**CHALLENGE:**
Return each line of the listing that contains the string "ثابت".

Entries from a dataset:
**********

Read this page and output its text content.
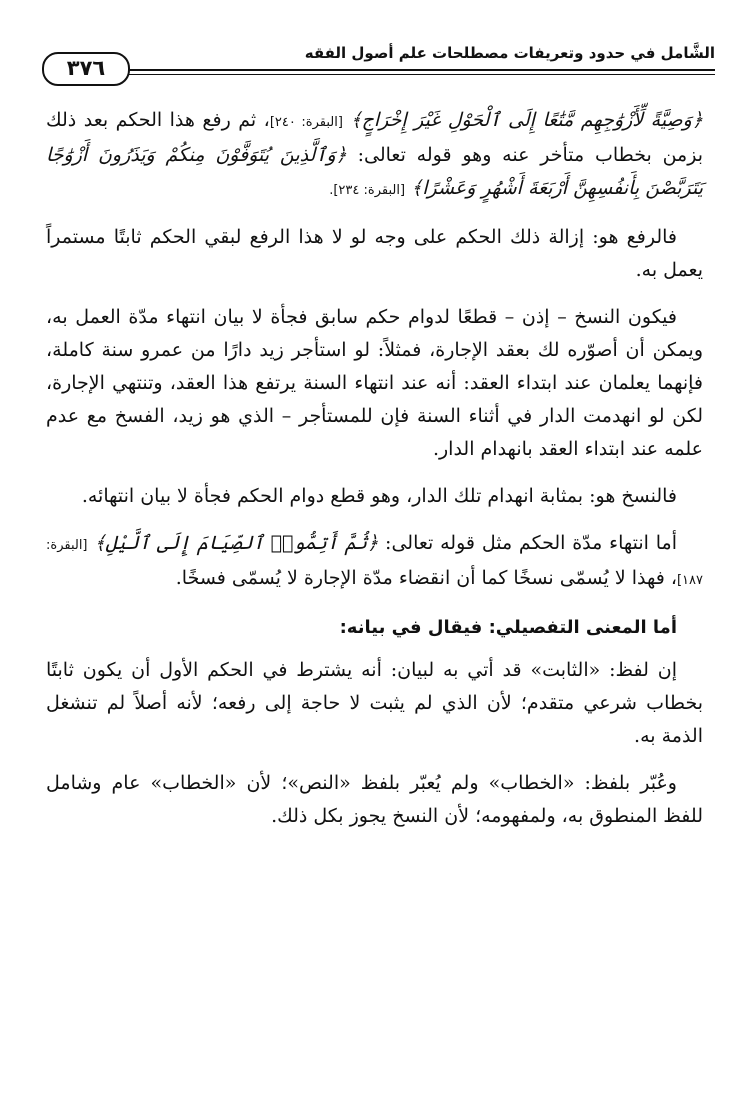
الشَّامل في حدود وتعريفات مصطلحات علم أصول الفقه
٣٧٦

﴿وَصِيَّةً لِّأَزْوَٰجِهِم مَّتَٰعًا إِلَى ٱلْحَوْلِ غَيْرَ إِخْرَاجٍ﴾ [البقرة: ٢٤٠]، ثم رفع هذا الحكم بعد ذلك بزمن بخطاب متأخر عنه وهو قوله تعالى: ﴿وَٱلَّذِينَ يُتَوَفَّوْنَ مِنكُمْ وَيَذَرُونَ أَزْوَٰجًا يَتَرَبَّصْنَ بِأَنفُسِهِنَّ أَرْبَعَةَ أَشْهُرٍ وَعَشْرًا﴾ [البقرة: ٢٣٤].

فالرفع هو: إزالة ذلك الحكم على وجه لو لا هذا الرفع لبقي الحكم ثابتًا مستمراً يعمل به.

فيكون النسخ – إذن – قطعًا لدوام حكم سابق فجأة لا بيان انتهاء مدّة العمل به، ويمكن أن أصوّره لك بعقد الإجارة، فمثلاً: لو استأجر زيد دارًا من عمرو سنة كاملة، فإنهما يعلمان عند ابتداء العقد: أنه عند انتهاء السنة يرتفع هذا العقد، وتنتهي الإجارة، لكن لو انهدمت الدار في أثناء السنة فإن للمستأجر – الذي هو زيد، الفسخ مع عدم علمه عند ابتداء العقد بانهدام الدار.

فالنسخ هو: بمثابة انهدام تلك الدار، وهو قطع دوام الحكم فجأة لا بيان انتهائه.

أما انتهاء مدّة الحكم مثل قوله تعالى: ﴿ثُمَّ أَتِمُّوا۟ ٱلصِّيَامَ إِلَى ٱلَّيْلِ﴾ [البقرة: ١٨٧]، فهذا لا يُسمّى نسخًا كما أن انقضاء مدّة الإجارة لا يُسمّى فسخًا.

أما المعنى التفصيلي: فيقال في بيانه:

إن لفظ: «الثابت» قد أتي به لبيان: أنه يشترط في الحكم الأول أن يكون ثابتًا بخطاب شرعي متقدم؛ لأن الذي لم يثبت لا حاجة إلى رفعه؛ لأنه أصلاً لم تنشغل الذمة به.

وعُبّر بلفظ: «الخطاب» ولم يُعبّر بلفظ «النص»؛ لأن «الخطاب» عام وشامل للفظ المنطوق به، ولمفهومه؛ لأن النسخ يجوز بكل ذلك.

**********

**EXERCISE RESULT:**
فالرفع هو: إزالة ذلك الحكم على وجه لو لا هذا الرفع لبقي الحكم ثابتًا مستمراً يعمل به.
إن لفظ: «الثابت» قد أتي به لبيان: أنه يشترط في الحكم الأول أن يكون ثابتًا بخطاب شرعي متقدم؛ لأن الذي لم يثبت لا حاجة إلى رفعه؛ لأنه أصلاً لم تنشغل الذمة به.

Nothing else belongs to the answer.